Supplied data >>
☆ ☆ ☆

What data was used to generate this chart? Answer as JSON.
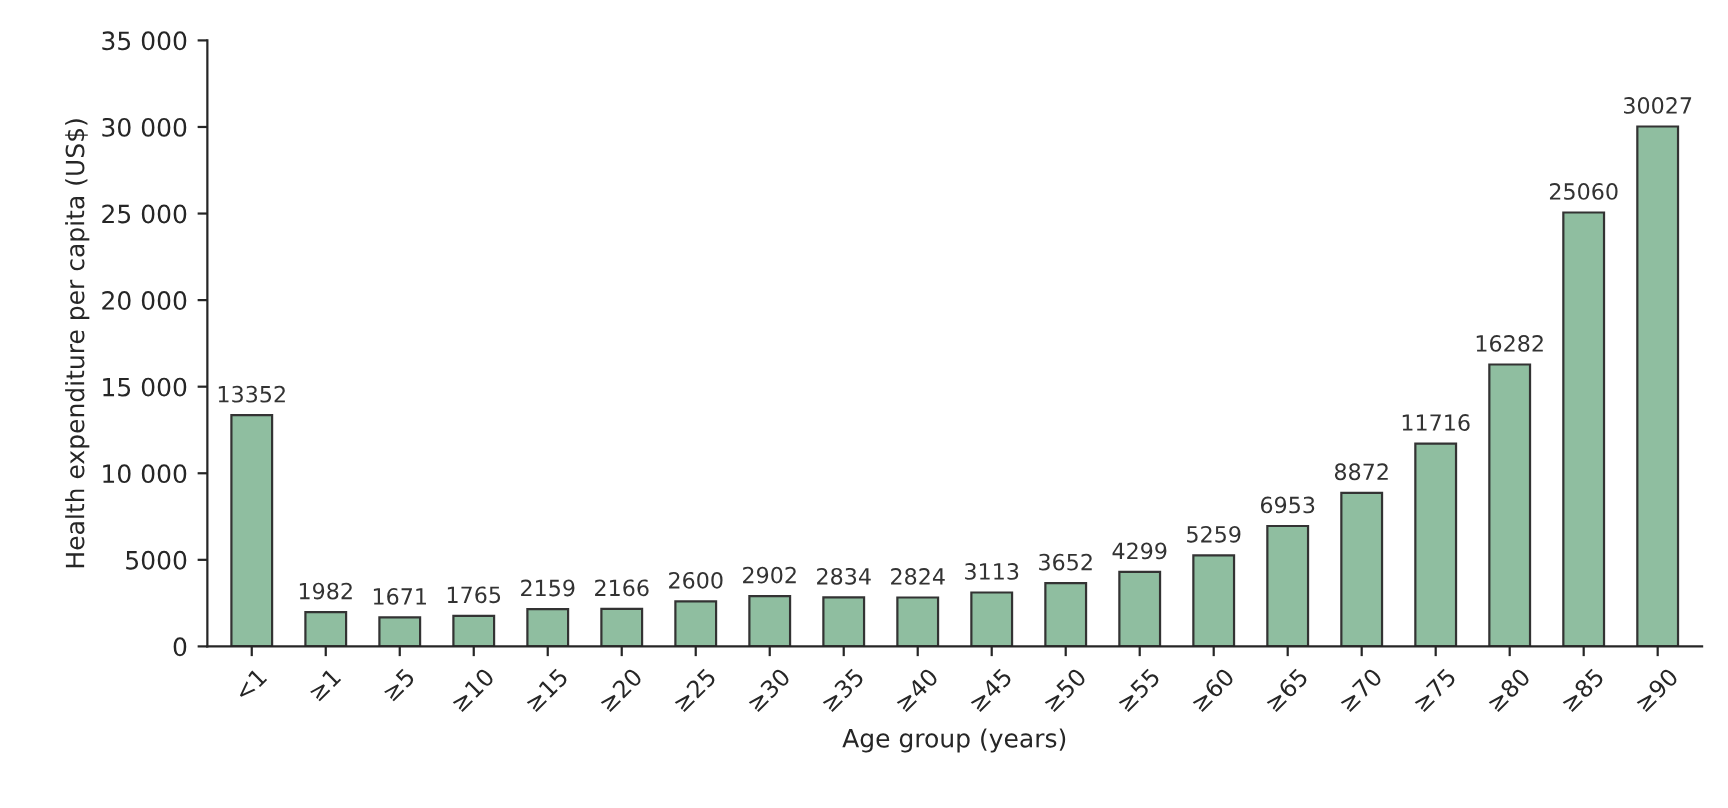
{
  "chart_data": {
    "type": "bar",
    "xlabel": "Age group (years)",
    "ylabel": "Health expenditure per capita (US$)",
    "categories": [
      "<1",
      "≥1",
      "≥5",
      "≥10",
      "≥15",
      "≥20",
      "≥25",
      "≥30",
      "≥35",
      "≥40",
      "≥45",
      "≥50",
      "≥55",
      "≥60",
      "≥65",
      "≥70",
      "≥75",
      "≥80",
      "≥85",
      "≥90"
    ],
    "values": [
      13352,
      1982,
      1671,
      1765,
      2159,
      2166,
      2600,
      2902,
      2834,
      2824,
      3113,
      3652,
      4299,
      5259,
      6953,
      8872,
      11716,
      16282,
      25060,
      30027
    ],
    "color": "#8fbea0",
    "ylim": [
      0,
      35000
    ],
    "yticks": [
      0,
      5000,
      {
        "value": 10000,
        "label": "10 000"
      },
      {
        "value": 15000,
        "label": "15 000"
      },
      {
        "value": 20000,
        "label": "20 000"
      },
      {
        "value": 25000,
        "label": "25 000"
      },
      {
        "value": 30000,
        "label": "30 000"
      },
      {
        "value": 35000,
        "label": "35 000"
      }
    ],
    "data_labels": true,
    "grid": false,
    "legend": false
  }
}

☆ ☆ ☆

Job >> Pictures stay out of the copy; please restate every record above exactly.

Response to the exercise >>
What data was used to generate this chart? Answer as JSON.
{
  "chart_data": {
    "type": "bar",
    "xlabel": "Age group (years)",
    "ylabel": "Health expenditure per capita (US$)",
    "categories": [
      "<1",
      "≥1",
      "≥5",
      "≥10",
      "≥15",
      "≥20",
      "≥25",
      "≥30",
      "≥35",
      "≥40",
      "≥45",
      "≥50",
      "≥55",
      "≥60",
      "≥65",
      "≥70",
      "≥75",
      "≥80",
      "≥85",
      "≥90"
    ],
    "values": [
      13352,
      1982,
      1671,
      1765,
      2159,
      2166,
      2600,
      2902,
      2834,
      2824,
      3113,
      3652,
      4299,
      5259,
      6953,
      8872,
      11716,
      16282,
      25060,
      30027
    ],
    "color": "#8fbea0",
    "ylim": [
      0,
      35000
    ],
    "yticks": [
      0,
      5000,
      {
        "value": 10000,
        "label": "10 000"
      },
      {
        "value": 15000,
        "label": "15 000"
      },
      {
        "value": 20000,
        "label": "20 000"
      },
      {
        "value": 25000,
        "label": "25 000"
      },
      {
        "value": 30000,
        "label": "30 000"
      },
      {
        "value": 35000,
        "label": "35 000"
      }
    ],
    "data_labels": true,
    "grid": false,
    "legend": false
  }
}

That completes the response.